**To be done**
Give the data below again, word for word.

__________________________________________________

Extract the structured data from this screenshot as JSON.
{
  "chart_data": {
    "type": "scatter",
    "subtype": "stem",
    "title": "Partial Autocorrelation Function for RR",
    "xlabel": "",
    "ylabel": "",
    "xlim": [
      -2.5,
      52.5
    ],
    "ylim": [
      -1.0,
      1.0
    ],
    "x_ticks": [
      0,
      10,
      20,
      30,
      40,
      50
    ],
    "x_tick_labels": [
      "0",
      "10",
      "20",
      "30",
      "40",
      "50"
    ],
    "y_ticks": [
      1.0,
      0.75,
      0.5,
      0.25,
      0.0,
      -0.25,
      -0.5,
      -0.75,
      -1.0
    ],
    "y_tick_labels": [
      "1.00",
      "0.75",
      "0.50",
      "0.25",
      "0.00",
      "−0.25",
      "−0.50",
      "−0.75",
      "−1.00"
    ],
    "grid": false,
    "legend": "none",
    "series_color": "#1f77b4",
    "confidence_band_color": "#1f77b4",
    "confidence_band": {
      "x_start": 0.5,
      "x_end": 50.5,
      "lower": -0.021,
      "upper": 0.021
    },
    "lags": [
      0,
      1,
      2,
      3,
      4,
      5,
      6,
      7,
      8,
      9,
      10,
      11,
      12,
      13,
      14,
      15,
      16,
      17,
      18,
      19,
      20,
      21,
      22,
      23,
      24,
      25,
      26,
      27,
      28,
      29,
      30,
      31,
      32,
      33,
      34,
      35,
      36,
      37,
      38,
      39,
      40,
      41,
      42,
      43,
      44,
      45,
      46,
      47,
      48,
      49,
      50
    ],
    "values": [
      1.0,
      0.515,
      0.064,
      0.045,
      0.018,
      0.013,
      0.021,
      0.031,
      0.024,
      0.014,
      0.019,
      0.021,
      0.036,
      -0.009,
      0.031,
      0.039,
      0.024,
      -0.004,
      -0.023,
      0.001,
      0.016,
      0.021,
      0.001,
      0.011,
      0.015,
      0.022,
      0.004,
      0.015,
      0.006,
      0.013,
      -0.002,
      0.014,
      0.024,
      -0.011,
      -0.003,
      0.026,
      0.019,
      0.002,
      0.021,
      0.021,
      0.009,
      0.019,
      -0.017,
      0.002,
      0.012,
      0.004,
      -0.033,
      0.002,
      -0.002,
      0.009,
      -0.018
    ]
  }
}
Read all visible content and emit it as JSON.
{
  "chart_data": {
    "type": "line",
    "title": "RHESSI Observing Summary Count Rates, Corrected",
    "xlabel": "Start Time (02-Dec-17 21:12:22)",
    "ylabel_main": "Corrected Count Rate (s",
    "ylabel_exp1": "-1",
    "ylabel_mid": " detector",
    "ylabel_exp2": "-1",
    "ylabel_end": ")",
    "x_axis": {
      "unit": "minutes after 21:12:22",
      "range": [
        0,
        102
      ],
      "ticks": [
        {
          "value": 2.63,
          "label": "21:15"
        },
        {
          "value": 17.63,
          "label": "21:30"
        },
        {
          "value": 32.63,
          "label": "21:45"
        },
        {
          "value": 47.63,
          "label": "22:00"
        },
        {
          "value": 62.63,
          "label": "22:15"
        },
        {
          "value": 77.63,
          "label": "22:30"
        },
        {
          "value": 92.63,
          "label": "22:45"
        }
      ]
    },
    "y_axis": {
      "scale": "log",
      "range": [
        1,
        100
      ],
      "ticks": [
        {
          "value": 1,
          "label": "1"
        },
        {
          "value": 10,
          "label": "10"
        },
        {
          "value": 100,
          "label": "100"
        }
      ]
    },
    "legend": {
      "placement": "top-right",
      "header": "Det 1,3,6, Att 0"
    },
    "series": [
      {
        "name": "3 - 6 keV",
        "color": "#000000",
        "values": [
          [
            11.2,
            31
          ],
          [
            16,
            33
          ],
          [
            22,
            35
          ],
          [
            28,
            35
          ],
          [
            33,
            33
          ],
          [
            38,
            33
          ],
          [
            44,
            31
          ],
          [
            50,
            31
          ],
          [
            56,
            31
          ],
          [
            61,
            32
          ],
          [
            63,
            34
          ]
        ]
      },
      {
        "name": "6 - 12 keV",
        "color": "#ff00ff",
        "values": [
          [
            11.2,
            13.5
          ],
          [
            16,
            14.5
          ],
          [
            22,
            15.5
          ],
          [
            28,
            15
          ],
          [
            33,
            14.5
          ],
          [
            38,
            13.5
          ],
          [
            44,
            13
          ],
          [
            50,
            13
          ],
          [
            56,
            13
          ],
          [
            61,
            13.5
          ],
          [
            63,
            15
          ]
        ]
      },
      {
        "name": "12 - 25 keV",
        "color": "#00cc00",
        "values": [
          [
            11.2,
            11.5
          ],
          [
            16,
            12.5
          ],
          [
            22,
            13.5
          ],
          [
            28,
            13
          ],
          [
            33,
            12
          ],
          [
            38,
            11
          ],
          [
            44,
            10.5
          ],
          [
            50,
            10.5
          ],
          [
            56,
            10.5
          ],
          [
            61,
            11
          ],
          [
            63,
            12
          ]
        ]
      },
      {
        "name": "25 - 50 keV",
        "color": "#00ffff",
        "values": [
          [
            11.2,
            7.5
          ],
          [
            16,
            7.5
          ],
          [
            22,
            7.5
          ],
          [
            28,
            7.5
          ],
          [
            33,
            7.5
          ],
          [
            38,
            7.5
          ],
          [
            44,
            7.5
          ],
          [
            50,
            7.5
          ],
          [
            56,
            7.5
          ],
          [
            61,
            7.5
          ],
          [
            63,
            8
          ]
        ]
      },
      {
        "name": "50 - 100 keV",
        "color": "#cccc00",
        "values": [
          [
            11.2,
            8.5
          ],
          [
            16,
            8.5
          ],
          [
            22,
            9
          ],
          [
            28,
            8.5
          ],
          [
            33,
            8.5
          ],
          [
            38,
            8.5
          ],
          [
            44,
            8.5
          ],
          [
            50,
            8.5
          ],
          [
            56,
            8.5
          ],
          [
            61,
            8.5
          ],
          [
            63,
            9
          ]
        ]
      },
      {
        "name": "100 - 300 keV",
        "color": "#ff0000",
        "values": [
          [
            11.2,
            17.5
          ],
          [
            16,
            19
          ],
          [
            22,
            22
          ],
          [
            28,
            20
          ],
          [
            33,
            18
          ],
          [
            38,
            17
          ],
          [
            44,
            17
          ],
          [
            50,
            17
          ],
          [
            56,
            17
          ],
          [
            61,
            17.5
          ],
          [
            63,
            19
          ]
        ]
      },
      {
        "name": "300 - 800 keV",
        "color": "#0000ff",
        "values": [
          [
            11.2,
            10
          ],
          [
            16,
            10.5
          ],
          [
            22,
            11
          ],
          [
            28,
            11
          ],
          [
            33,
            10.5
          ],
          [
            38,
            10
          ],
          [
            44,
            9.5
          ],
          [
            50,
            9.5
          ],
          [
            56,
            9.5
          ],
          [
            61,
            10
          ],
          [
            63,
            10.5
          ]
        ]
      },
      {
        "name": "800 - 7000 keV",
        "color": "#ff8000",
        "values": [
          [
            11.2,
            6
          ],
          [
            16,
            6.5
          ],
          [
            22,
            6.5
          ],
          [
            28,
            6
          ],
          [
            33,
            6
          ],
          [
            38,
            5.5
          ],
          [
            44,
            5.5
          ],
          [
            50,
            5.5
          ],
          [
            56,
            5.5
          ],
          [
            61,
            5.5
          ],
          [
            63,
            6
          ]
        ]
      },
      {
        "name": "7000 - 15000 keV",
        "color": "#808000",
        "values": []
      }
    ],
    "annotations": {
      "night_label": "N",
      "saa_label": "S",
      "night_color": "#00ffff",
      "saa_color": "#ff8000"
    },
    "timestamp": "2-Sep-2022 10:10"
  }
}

__________________________________________________

**Finished answer**
Extract the structured data from this screenshot as JSON.
{
  "chart_data": {
    "type": "scatter",
    "subtype": "stem",
    "title": "Partial Autocorrelation Function for RR",
    "xlabel": "",
    "ylabel": "",
    "xlim": [
      -2.5,
      52.5
    ],
    "ylim": [
      -1.0,
      1.0
    ],
    "x_ticks": [
      0,
      10,
      20,
      30,
      40,
      50
    ],
    "x_tick_labels": [
      "0",
      "10",
      "20",
      "30",
      "40",
      "50"
    ],
    "y_ticks": [
      1.0,
      0.75,
      0.5,
      0.25,
      0.0,
      -0.25,
      -0.5,
      -0.75,
      -1.0
    ],
    "y_tick_labels": [
      "1.00",
      "0.75",
      "0.50",
      "0.25",
      "0.00",
      "−0.25",
      "−0.50",
      "−0.75",
      "−1.00"
    ],
    "grid": false,
    "legend": "none",
    "series_color": "#1f77b4",
    "confidence_band_color": "#1f77b4",
    "confidence_band": {
      "x_start": 0.5,
      "x_end": 50.5,
      "lower": -0.021,
      "upper": 0.021
    },
    "lags": [
      0,
      1,
      2,
      3,
      4,
      5,
      6,
      7,
      8,
      9,
      10,
      11,
      12,
      13,
      14,
      15,
      16,
      17,
      18,
      19,
      20,
      21,
      22,
      23,
      24,
      25,
      26,
      27,
      28,
      29,
      30,
      31,
      32,
      33,
      34,
      35,
      36,
      37,
      38,
      39,
      40,
      41,
      42,
      43,
      44,
      45,
      46,
      47,
      48,
      49,
      50
    ],
    "values": [
      1.0,
      0.515,
      0.064,
      0.045,
      0.018,
      0.013,
      0.021,
      0.031,
      0.024,
      0.014,
      0.019,
      0.021,
      0.036,
      -0.009,
      0.031,
      0.039,
      0.024,
      -0.004,
      -0.023,
      0.001,
      0.016,
      0.021,
      0.001,
      0.011,
      0.015,
      0.022,
      0.004,
      0.015,
      0.006,
      0.013,
      -0.002,
      0.014,
      0.024,
      -0.011,
      -0.003,
      0.026,
      0.019,
      0.002,
      0.021,
      0.021,
      0.009,
      0.019,
      -0.017,
      0.002,
      0.012,
      0.004,
      -0.033,
      0.002,
      -0.002,
      0.009,
      -0.018
    ]
  }
}
Read all visible content and emit it as JSON.
{
  "chart_data": {
    "type": "line",
    "title": "RHESSI Observing Summary Count Rates, Corrected",
    "xlabel": "Start Time (02-Dec-17 21:12:22)",
    "ylabel_main": "Corrected Count Rate (s",
    "ylabel_exp1": "-1",
    "ylabel_mid": " detector",
    "ylabel_exp2": "-1",
    "ylabel_end": ")",
    "x_axis": {
      "unit": "minutes after 21:12:22",
      "range": [
        0,
        102
      ],
      "ticks": [
        {
          "value": 2.63,
          "label": "21:15"
        },
        {
          "value": 17.63,
          "label": "21:30"
        },
        {
          "value": 32.63,
          "label": "21:45"
        },
        {
          "value": 47.63,
          "label": "22:00"
        },
        {
          "value": 62.63,
          "label": "22:15"
        },
        {
          "value": 77.63,
          "label": "22:30"
        },
        {
          "value": 92.63,
          "label": "22:45"
        }
      ]
    },
    "y_axis": {
      "scale": "log",
      "range": [
        1,
        100
      ],
      "ticks": [
        {
          "value": 1,
          "label": "1"
        },
        {
          "value": 10,
          "label": "10"
        },
        {
          "value": 100,
          "label": "100"
        }
      ]
    },
    "legend": {
      "placement": "top-right",
      "header": "Det 1,3,6, Att 0"
    },
    "series": [
      {
        "name": "3 - 6 keV",
        "color": "#000000",
        "values": [
          [
            11.2,
            31
          ],
          [
            16,
            33
          ],
          [
            22,
            35
          ],
          [
            28,
            35
          ],
          [
            33,
            33
          ],
          [
            38,
            33
          ],
          [
            44,
            31
          ],
          [
            50,
            31
          ],
          [
            56,
            31
          ],
          [
            61,
            32
          ],
          [
            63,
            34
          ]
        ]
      },
      {
        "name": "6 - 12 keV",
        "color": "#ff00ff",
        "values": [
          [
            11.2,
            13.5
          ],
          [
            16,
            14.5
          ],
          [
            22,
            15.5
          ],
          [
            28,
            15
          ],
          [
            33,
            14.5
          ],
          [
            38,
            13.5
          ],
          [
            44,
            13
          ],
          [
            50,
            13
          ],
          [
            56,
            13
          ],
          [
            61,
            13.5
          ],
          [
            63,
            15
          ]
        ]
      },
      {
        "name": "12 - 25 keV",
        "color": "#00cc00",
        "values": [
          [
            11.2,
            11.5
          ],
          [
            16,
            12.5
          ],
          [
            22,
            13.5
          ],
          [
            28,
            13
          ],
          [
            33,
            12
          ],
          [
            38,
            11
          ],
          [
            44,
            10.5
          ],
          [
            50,
            10.5
          ],
          [
            56,
            10.5
          ],
          [
            61,
            11
          ],
          [
            63,
            12
          ]
        ]
      },
      {
        "name": "25 - 50 keV",
        "color": "#00ffff",
        "values": [
          [
            11.2,
            7.5
          ],
          [
            16,
            7.5
          ],
          [
            22,
            7.5
          ],
          [
            28,
            7.5
          ],
          [
            33,
            7.5
          ],
          [
            38,
            7.5
          ],
          [
            44,
            7.5
          ],
          [
            50,
            7.5
          ],
          [
            56,
            7.5
          ],
          [
            61,
            7.5
          ],
          [
            63,
            8
          ]
        ]
      },
      {
        "name": "50 - 100 keV",
        "color": "#cccc00",
        "values": [
          [
            11.2,
            8.5
          ],
          [
            16,
            8.5
          ],
          [
            22,
            9
          ],
          [
            28,
            8.5
          ],
          [
            33,
            8.5
          ],
          [
            38,
            8.5
          ],
          [
            44,
            8.5
          ],
          [
            50,
            8.5
          ],
          [
            56,
            8.5
          ],
          [
            61,
            8.5
          ],
          [
            63,
            9
          ]
        ]
      },
      {
        "name": "100 - 300 keV",
        "color": "#ff0000",
        "values": [
          [
            11.2,
            17.5
          ],
          [
            16,
            19
          ],
          [
            22,
            22
          ],
          [
            28,
            20
          ],
          [
            33,
            18
          ],
          [
            38,
            17
          ],
          [
            44,
            17
          ],
          [
            50,
            17
          ],
          [
            56,
            17
          ],
          [
            61,
            17.5
          ],
          [
            63,
            19
          ]
        ]
      },
      {
        "name": "300 - 800 keV",
        "color": "#0000ff",
        "values": [
          [
            11.2,
            10
          ],
          [
            16,
            10.5
          ],
          [
            22,
            11
          ],
          [
            28,
            11
          ],
          [
            33,
            10.5
          ],
          [
            38,
            10
          ],
          [
            44,
            9.5
          ],
          [
            50,
            9.5
          ],
          [
            56,
            9.5
          ],
          [
            61,
            10
          ],
          [
            63,
            10.5
          ]
        ]
      },
      {
        "name": "800 - 7000 keV",
        "color": "#ff8000",
        "values": [
          [
            11.2,
            6
          ],
          [
            16,
            6.5
          ],
          [
            22,
            6.5
          ],
          [
            28,
            6
          ],
          [
            33,
            6
          ],
          [
            38,
            5.5
          ],
          [
            44,
            5.5
          ],
          [
            50,
            5.5
          ],
          [
            56,
            5.5
          ],
          [
            61,
            5.5
          ],
          [
            63,
            6
          ]
        ]
      },
      {
        "name": "7000 - 15000 keV",
        "color": "#808000",
        "values": []
      }
    ],
    "annotations": {
      "night_label": "N",
      "saa_label": "S",
      "night_color": "#00ffff",
      "saa_color": "#ff8000"
    },
    "timestamp": "2-Sep-2022 10:10"
  }
}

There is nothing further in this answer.